(Stored records)

=-=-=-=-=

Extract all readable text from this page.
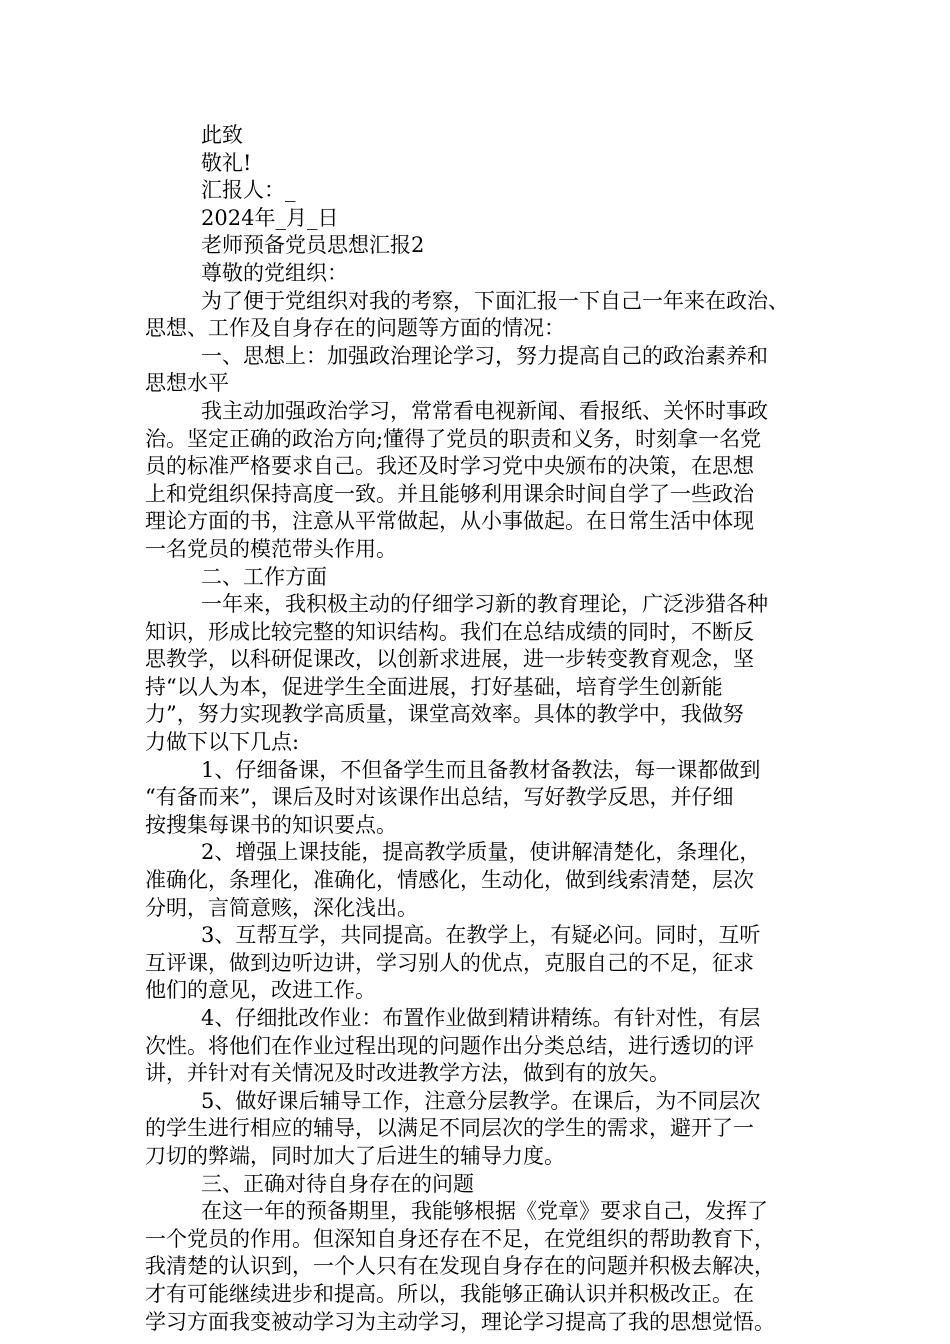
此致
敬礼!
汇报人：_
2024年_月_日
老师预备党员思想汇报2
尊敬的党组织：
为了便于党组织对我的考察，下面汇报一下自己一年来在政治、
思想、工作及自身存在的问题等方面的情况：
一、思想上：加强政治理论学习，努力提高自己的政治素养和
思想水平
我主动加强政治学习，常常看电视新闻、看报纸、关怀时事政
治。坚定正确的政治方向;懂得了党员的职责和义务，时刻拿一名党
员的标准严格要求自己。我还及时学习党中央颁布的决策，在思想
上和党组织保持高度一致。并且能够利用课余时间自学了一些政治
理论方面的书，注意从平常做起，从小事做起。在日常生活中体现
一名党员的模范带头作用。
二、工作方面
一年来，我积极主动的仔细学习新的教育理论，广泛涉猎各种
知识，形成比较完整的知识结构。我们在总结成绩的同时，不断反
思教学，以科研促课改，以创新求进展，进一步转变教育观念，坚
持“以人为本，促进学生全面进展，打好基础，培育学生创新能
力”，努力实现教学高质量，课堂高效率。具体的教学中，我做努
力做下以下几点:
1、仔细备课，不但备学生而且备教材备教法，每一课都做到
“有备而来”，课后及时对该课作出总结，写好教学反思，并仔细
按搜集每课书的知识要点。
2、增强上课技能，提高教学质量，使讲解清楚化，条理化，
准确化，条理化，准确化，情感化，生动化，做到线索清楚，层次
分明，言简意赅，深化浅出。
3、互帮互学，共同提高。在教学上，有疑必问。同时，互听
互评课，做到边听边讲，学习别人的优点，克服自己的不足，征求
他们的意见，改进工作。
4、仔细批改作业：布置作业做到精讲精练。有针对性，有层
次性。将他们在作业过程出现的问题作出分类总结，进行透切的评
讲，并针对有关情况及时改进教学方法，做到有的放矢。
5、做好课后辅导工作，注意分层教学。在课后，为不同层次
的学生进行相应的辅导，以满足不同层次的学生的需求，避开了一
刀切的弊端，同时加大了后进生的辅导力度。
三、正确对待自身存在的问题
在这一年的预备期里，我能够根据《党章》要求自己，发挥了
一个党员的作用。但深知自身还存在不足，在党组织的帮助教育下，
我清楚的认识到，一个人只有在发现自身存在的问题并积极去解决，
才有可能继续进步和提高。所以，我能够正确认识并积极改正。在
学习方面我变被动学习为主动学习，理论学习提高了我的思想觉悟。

=-=-=-=-=

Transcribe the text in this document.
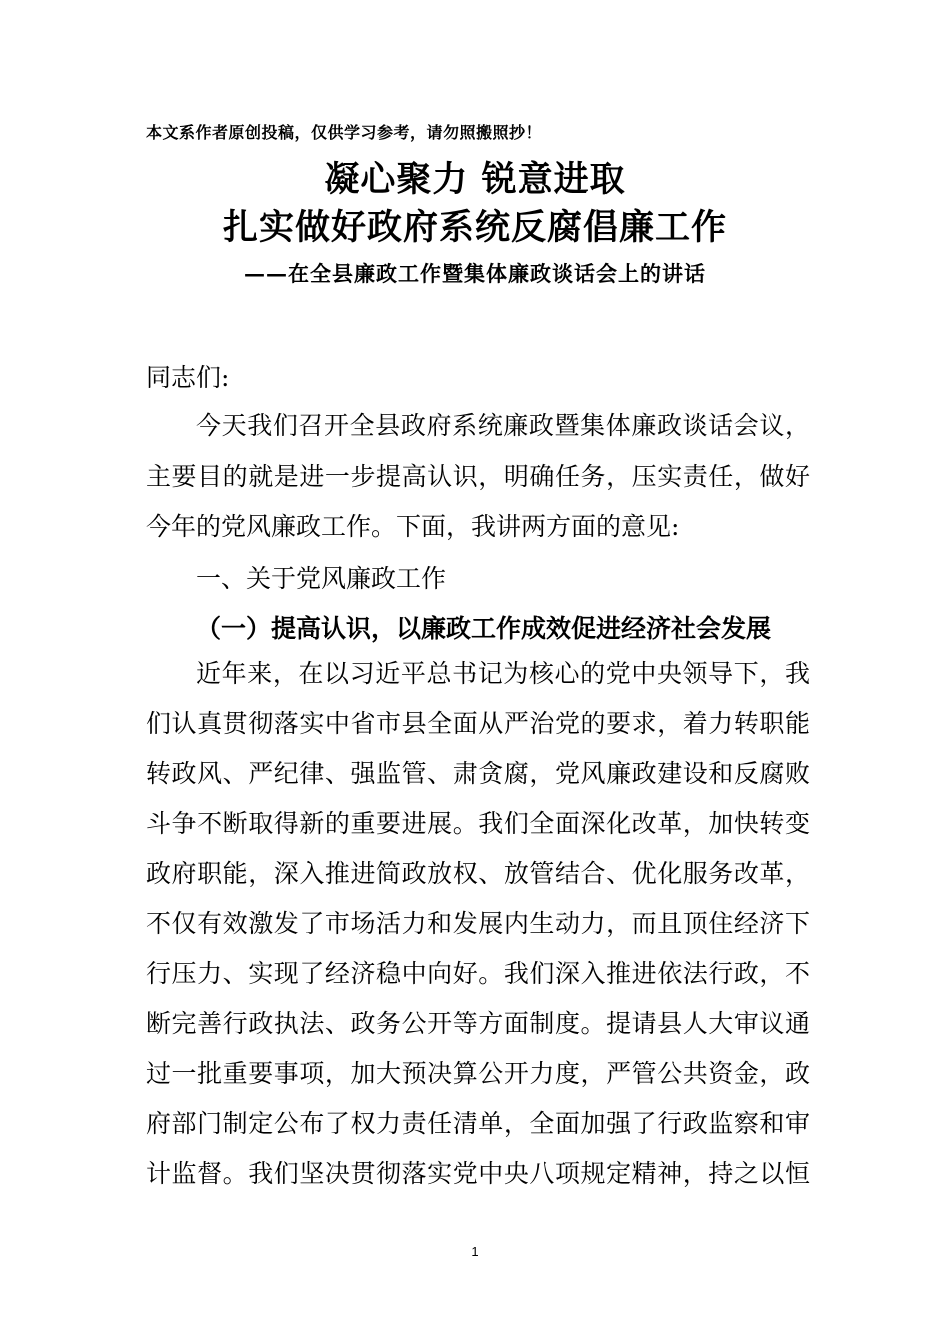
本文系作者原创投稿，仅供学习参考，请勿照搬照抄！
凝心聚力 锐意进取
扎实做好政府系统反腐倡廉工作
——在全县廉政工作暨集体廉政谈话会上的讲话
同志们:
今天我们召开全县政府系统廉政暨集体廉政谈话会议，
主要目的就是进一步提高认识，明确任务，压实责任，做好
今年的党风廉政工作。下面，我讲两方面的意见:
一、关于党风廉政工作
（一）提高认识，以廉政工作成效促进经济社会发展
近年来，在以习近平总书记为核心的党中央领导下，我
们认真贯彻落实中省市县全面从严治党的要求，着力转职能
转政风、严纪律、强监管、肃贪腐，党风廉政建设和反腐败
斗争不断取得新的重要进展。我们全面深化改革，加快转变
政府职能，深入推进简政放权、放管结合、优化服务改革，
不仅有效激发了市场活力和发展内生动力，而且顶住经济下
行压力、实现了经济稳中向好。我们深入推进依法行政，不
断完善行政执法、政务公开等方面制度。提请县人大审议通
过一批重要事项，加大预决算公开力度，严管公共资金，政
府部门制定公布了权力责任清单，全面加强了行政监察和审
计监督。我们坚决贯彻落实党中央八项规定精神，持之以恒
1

=-=-=-=-=

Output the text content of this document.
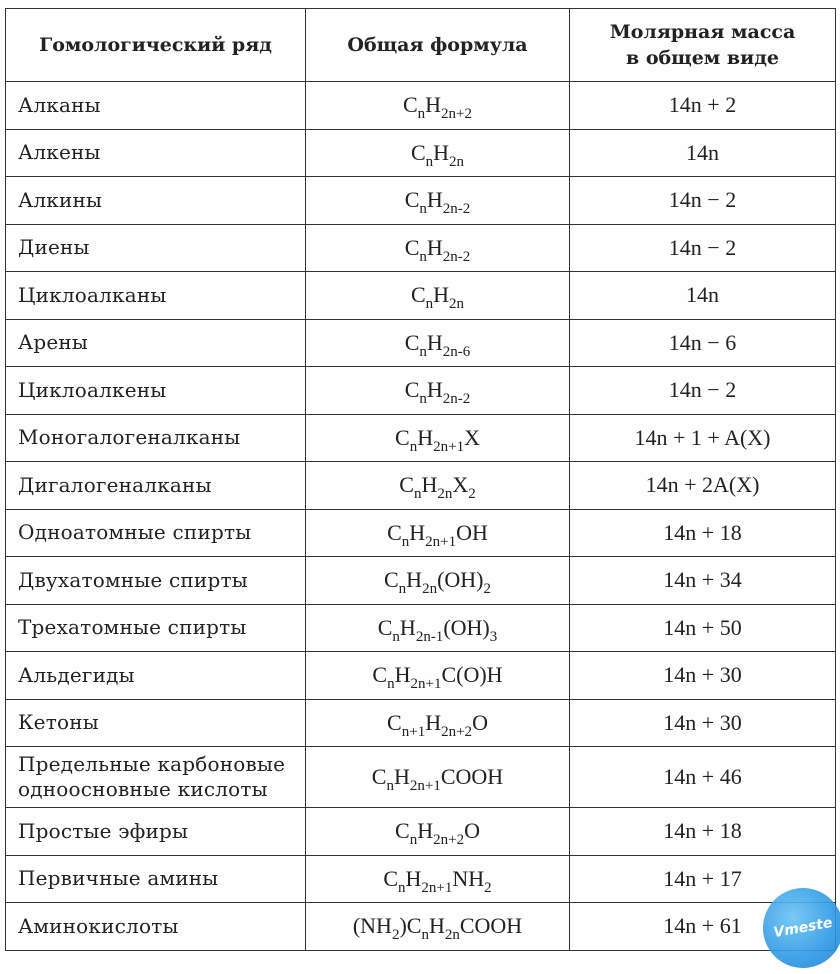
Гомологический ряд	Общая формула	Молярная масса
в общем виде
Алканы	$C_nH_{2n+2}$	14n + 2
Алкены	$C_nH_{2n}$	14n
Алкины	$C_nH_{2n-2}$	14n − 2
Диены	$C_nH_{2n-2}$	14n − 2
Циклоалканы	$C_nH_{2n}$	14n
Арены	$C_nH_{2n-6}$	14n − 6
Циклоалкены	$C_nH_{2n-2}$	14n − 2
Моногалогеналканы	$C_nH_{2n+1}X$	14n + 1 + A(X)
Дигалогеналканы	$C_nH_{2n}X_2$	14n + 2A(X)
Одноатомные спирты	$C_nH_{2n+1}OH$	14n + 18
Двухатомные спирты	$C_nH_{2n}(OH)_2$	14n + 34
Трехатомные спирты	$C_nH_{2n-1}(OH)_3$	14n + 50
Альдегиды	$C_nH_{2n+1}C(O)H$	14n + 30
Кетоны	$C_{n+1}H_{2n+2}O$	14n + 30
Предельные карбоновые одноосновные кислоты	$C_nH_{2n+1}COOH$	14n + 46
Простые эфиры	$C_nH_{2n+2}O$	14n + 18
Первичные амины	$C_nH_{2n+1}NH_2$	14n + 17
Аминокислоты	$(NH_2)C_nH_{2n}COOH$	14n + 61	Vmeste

=-=-=-=-=

Requirements
Check each line of the records above for "спирты", and copy those that have it.

The result
Одноатомные спирты	$C_nH_{2n+1}OH$	14n + 18
Двухатомные спирты	$C_nH_{2n}(OH)_2$	14n + 34
Трехатомные спирты	$C_nH_{2n-1}(OH)_3$	14n + 50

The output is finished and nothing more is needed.